==== EXTRACT TO READ ====
Additional background

  1. Mr Burley’s original application for resource consent for the alterations to his house was made on a non-notified basis.  Following the grant of resource consent Mr Hunter applied to the High Court at Auckland for judicial review of the decision to grant it on a non-notified basis.[5]  However Mr Hunter discontinued that application for judicial review after Mr Burley filed a new application for resource consent in which he requested that Mr Hunter and his tenant be formally notified so as to give them the opportunity to take part in the decision-making process.[6] 

    [5]Hunter v Auckland Council, above n 1, at [4].

    [6]At [5].

  2. The new application was lodged on 5 September 2018 and Mr Hunter made a submission in opposition.  Although an independent planner appointed by the Council to report on the application recommended that it be declined, a panel of independent hearing commissioners appointed by the Council chose not to follow that recommendation and, following a hearing and a site visit, gave consent to the application in a decision dated 15 November 2019.[7]

    [7]At [6].

  3. On 24 January 2020 Mr Hunter filed the application for judicial review challenging the panel’s decision.  It was set down for hearing on 3 July 2020. 

  4. On learning that Mr Hunter had it in contemplation to present at the hearing material relating to events that pre-dated the second resource consent, on 12 June 2020 the Council filed a memorandum seeking directions.  This is the first of the documents lodged with Mr Hunter’s application for review.[8]

    [8]At [11] above.

  5. In his Minute (No 3) of 12 June 2020 Woolford J stated:

    [3]       As for the first cause for review, I note Council’s submission to be advanced at the hearing that once the decision was taken to withdraw the previously issued resource consent and hear it as a notified hearing, all issues to that point were superseded.  That being the case, the Council may choose not to focus on Mr Hunter’s first cause for review.

  6. It appears that at the hearing on 3 July 2020 Mr Hunter expressed concerns about the implications of the new resource consent application, contending that he would not have agreed to discontinue the earlier proceeding if he had known that the development plans would be identical to the former plans.  On this issue the Judge stated:[9]

    [14]     This, however, cannot be a ground for review of the panel’s decision.  Even if true, it has nothing to do with it.  Mr Hunter’s motivation for discontinuing the earlier proceedings does not impact in any way on the lawfulness of the panel’s decision.

    [15]     Mr Hunter seeks to withdraw his notice of discontinuance filed in the earlier proceedings.  However, even if he had continued the earlier proceedings, the best outcome that he could have hoped for would have been an order by the Court quashing the earlier resource consent decision because the process was in some way flawed and directing the Council to reconsider Mr Burley’s application for resource consent.  The Council have now reconsidered Mr Burley’s application, so Mr Hunter is in exactly the same position as if he had been successful in the earlier proceedings.

Discussion

[9]Hunter v Auckland Council, above n 1.

  1. Mr Hunter’s security review is highly critical of the Council and of the High Court Judge.  Describing the issue as being the integrity of the respondent’s case, the application contends that the original consent “was corruptly acquired and that even more corrupt conduct followed” giving rise to the second consent.  Reference is made to a 25-page affidavit of Mr Hunter dated 12 March 2020 which he claims “lists lie after lie in a process which succeeded when [Mr Hunter] withdrew [his] application for judicial review”.
====
- [WHAT TO WORK ON]:
In the text on the resource consent dispute, rewrite the part that begins at the words "[5]Hunter v Auckland" and stops after "3 July 2020.", changing "Council" to "Authority".
==== DATA PROVIDED ====
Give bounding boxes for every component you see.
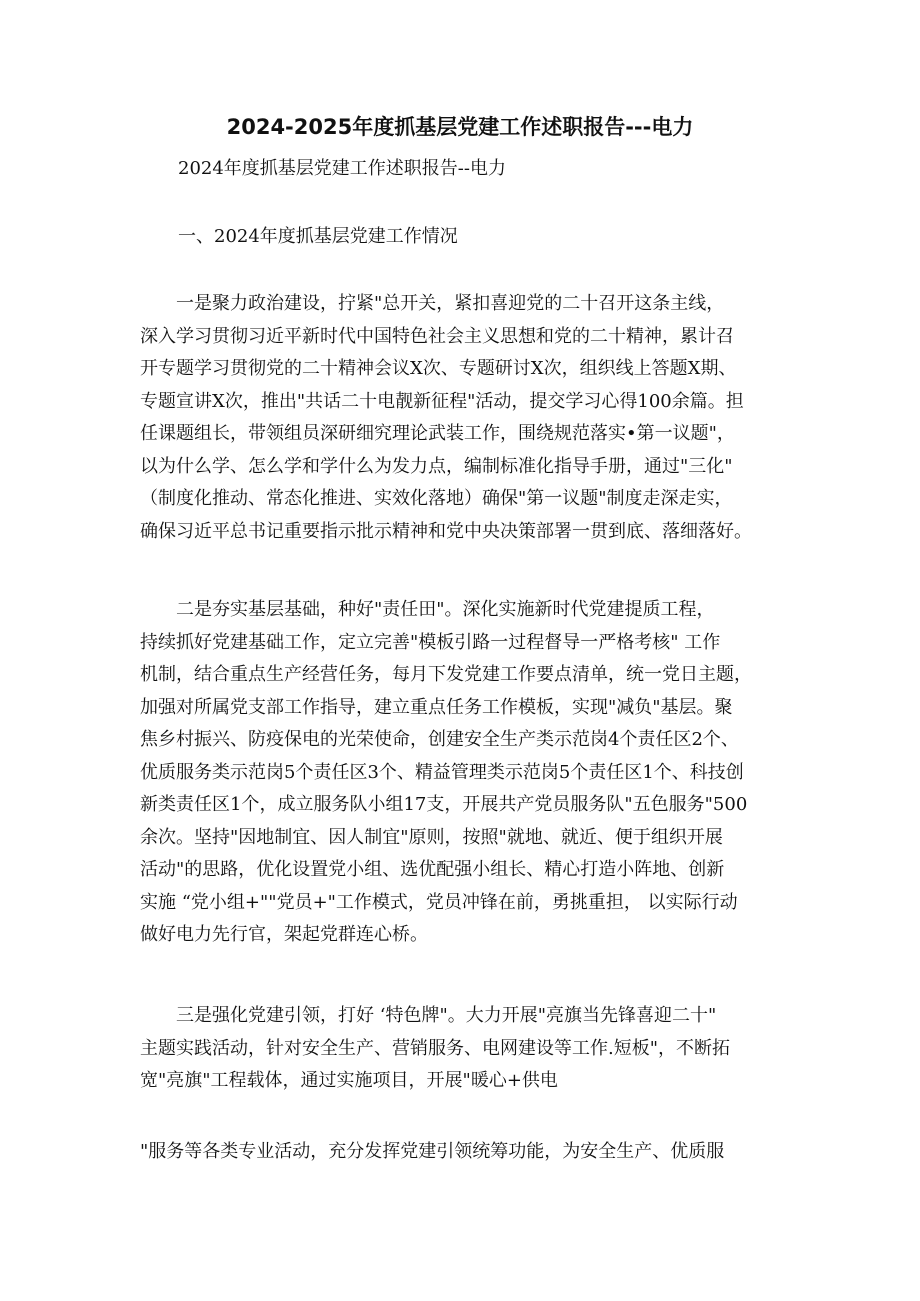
====
- [RESPONSE BELOW]:
[5]Hunter v Auckland Authority, above n 1, at [4].

    [6]At [5].

  2. The new application was lodged on 5 September 2018 and Mr Hunter made a submission in opposition.  Although an independent planner appointed by the Authority to report on the application recommended that it be declined, a panel of independent hearing commissioners appointed by the Authority chose not to follow that recommendation and, following a hearing and a site visit, gave consent to the application in a decision dated 15 November 2019.[7]

    [7]At [6].

  3. On 24 January 2020 Mr Hunter filed the application for judicial review challenging the panel’s decision.  It was set down for hearing on 3 July 2020.